-- START --

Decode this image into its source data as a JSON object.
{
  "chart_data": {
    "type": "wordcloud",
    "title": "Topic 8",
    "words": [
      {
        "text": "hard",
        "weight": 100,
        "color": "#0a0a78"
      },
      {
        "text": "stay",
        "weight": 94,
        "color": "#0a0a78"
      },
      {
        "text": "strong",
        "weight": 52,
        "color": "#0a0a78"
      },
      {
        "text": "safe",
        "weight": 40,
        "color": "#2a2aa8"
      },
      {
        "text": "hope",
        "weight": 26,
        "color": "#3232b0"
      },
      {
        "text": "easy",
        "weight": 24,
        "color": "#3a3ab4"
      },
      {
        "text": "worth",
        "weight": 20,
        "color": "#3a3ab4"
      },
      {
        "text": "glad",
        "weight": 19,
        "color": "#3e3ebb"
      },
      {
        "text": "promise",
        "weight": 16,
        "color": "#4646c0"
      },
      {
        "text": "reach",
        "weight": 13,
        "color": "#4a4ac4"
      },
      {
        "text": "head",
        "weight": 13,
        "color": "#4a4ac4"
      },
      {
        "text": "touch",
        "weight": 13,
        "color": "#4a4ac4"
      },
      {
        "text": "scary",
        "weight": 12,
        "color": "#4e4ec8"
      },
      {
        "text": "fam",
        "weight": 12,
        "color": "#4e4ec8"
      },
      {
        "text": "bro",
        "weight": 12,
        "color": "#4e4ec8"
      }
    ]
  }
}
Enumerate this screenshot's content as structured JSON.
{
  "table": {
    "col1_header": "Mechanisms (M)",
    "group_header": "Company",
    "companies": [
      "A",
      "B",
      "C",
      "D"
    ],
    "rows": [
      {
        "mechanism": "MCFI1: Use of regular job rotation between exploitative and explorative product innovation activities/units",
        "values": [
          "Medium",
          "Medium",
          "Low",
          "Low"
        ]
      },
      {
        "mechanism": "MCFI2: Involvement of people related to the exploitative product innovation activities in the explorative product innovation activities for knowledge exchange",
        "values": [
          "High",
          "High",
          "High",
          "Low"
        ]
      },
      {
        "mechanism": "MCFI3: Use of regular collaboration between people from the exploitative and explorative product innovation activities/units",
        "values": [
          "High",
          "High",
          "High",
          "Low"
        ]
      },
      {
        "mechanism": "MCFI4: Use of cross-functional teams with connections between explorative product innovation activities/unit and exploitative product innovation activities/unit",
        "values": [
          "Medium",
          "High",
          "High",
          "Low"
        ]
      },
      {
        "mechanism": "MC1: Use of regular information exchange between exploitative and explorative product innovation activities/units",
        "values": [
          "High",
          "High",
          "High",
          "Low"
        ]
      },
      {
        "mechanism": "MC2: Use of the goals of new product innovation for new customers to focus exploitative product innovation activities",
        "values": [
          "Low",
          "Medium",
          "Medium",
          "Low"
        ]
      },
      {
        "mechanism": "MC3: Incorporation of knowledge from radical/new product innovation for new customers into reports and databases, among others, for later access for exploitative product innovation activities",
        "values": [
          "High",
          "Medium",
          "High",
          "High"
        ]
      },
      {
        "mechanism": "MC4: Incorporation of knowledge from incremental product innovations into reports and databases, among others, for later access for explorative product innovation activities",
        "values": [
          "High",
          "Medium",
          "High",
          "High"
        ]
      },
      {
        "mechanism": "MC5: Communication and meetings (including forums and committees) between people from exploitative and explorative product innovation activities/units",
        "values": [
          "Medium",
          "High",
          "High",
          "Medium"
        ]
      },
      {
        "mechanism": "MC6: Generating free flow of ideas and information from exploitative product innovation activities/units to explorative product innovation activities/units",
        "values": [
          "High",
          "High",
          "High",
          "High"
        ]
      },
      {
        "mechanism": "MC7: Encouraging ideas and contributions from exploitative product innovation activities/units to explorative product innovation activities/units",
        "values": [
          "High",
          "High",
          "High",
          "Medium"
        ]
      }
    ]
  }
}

-- END --

▸ **Task directions**: List each line of the records that holds the string "later".

▸ **Answer to the exercise**:
        "mechanism": "MC3: Incorporation of knowledge from radical/new product innovation for new customers into reports and databases, among others, for later access for exploitative product innovation activities",
        "mechanism": "MC4: Incorporation of knowledge from incremental product innovations into reports and databases, among others, for later access for explorative product innovation activities",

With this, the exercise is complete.